'''

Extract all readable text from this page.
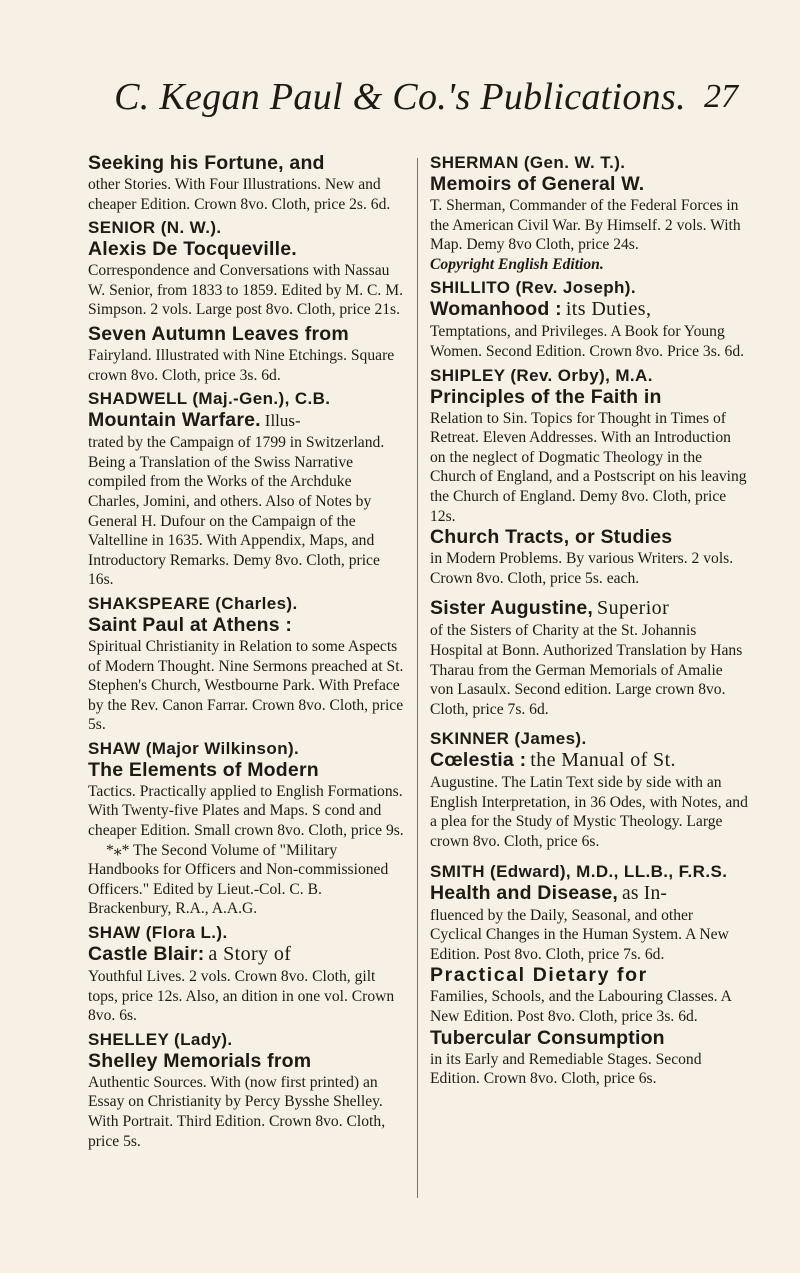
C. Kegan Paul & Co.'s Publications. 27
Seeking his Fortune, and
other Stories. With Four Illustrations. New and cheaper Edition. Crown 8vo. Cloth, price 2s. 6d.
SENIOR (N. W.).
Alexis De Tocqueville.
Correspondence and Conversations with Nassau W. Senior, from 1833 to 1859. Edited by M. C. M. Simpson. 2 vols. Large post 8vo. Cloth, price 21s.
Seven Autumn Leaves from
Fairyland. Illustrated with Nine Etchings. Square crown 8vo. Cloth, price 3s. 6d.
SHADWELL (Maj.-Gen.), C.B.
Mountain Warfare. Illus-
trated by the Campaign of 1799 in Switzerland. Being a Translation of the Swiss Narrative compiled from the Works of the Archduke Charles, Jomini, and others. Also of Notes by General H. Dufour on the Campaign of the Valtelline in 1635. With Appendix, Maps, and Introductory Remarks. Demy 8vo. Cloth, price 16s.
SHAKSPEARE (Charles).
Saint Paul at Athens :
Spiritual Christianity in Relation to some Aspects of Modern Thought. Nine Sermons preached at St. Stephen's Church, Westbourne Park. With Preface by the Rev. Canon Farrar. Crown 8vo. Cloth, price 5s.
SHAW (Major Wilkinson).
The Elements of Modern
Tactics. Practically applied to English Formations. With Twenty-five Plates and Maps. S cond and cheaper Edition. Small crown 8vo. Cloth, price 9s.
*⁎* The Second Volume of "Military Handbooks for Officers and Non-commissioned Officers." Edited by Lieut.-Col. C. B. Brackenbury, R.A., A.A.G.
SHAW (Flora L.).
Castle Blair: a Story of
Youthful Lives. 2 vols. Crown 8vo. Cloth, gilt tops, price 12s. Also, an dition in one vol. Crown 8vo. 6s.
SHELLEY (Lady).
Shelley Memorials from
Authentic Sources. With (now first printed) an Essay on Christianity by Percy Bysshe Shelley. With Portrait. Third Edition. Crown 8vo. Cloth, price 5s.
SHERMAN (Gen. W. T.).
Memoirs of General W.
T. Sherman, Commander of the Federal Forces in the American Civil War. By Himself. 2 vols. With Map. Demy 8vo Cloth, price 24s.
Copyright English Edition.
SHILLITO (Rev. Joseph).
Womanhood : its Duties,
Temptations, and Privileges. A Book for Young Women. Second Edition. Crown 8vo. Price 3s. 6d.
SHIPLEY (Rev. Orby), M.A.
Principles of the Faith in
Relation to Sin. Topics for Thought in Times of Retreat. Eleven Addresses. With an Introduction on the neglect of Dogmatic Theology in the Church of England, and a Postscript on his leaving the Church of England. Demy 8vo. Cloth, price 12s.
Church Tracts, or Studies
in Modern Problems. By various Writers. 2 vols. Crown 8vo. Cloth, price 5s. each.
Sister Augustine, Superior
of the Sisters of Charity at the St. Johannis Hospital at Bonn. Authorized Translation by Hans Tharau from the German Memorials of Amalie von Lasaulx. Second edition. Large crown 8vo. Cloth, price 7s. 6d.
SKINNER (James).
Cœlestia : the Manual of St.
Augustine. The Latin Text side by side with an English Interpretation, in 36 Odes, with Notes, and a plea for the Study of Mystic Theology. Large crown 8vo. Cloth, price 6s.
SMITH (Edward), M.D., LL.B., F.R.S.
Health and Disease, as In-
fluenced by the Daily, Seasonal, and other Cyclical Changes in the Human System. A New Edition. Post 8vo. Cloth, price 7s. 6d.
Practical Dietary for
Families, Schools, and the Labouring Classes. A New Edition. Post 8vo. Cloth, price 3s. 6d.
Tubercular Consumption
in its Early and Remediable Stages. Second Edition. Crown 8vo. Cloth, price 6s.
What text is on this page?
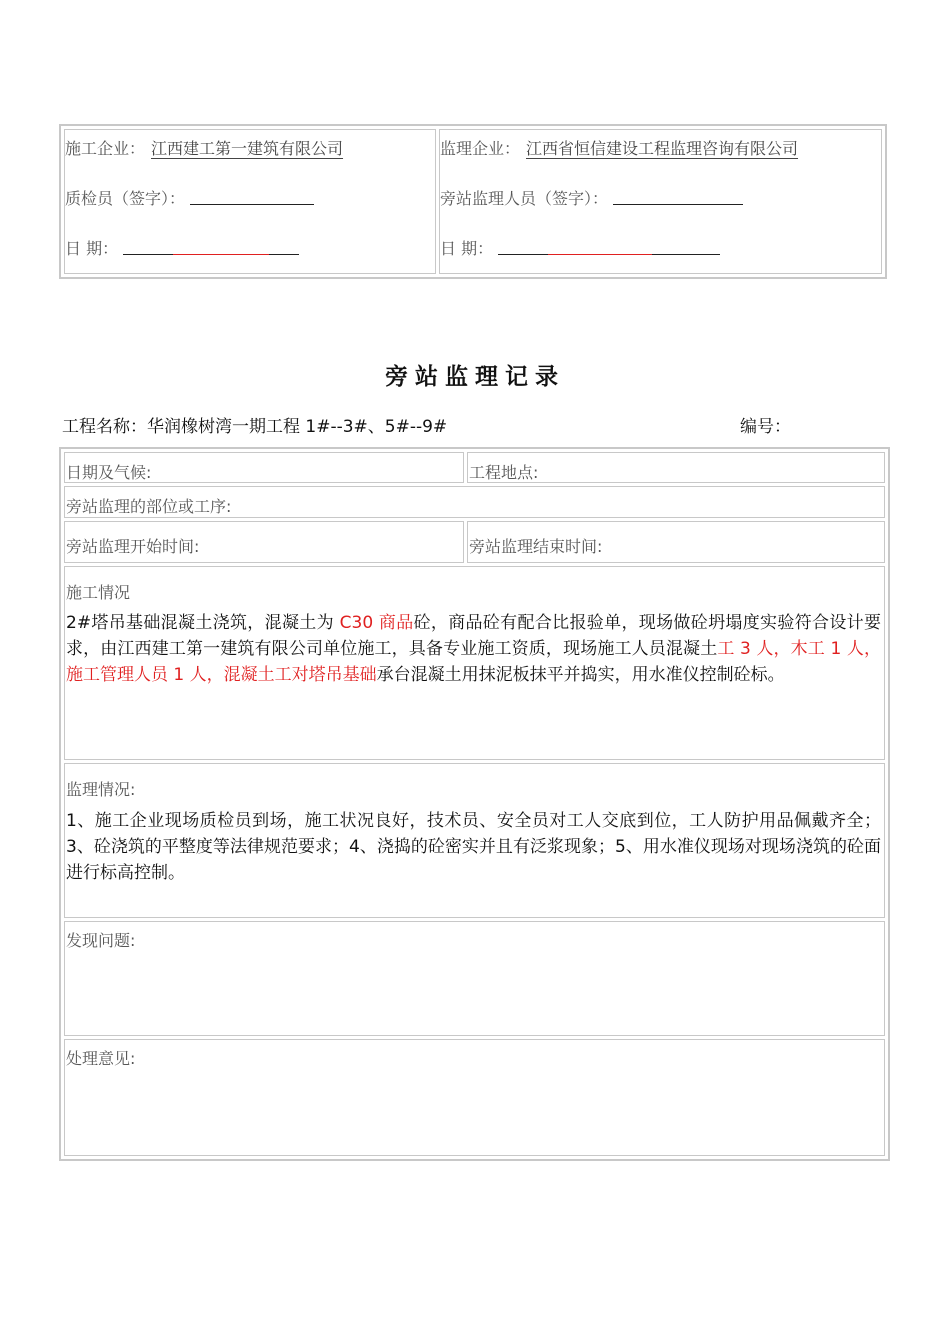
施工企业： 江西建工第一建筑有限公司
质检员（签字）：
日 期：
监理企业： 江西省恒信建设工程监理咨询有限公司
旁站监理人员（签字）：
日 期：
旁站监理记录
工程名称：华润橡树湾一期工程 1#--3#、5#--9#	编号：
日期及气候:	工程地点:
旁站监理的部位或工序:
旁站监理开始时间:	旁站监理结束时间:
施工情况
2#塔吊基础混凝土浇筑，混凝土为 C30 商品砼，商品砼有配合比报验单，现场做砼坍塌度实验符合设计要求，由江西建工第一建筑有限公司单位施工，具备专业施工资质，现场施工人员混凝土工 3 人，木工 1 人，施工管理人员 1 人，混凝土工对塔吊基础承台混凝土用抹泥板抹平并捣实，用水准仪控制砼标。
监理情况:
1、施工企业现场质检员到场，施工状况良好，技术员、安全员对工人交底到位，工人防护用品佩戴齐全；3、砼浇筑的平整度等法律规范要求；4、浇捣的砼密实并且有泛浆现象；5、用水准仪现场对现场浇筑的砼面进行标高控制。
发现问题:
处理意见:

'''

- [TASK OBJECTIVE] Check each line above for the word "Relation", and copy the lines where it appears.

- [OUTPUT OF THE TASK]
Spiritual Christianity in Relation to some Aspects of Modern Thought. Nine Sermons preached at St. Stephen's Church, Westbourne Park. With Preface by the Rev. Canon Farrar. Crown 8vo. Cloth, price 5s.
Relation to Sin. Topics for Thought in Times of Retreat. Eleven Addresses. With an Introduction on the neglect of Dogmatic Theology in the Church of England, and a Postscript on his leaving the Church of England. Demy 8vo. Cloth, price 12s.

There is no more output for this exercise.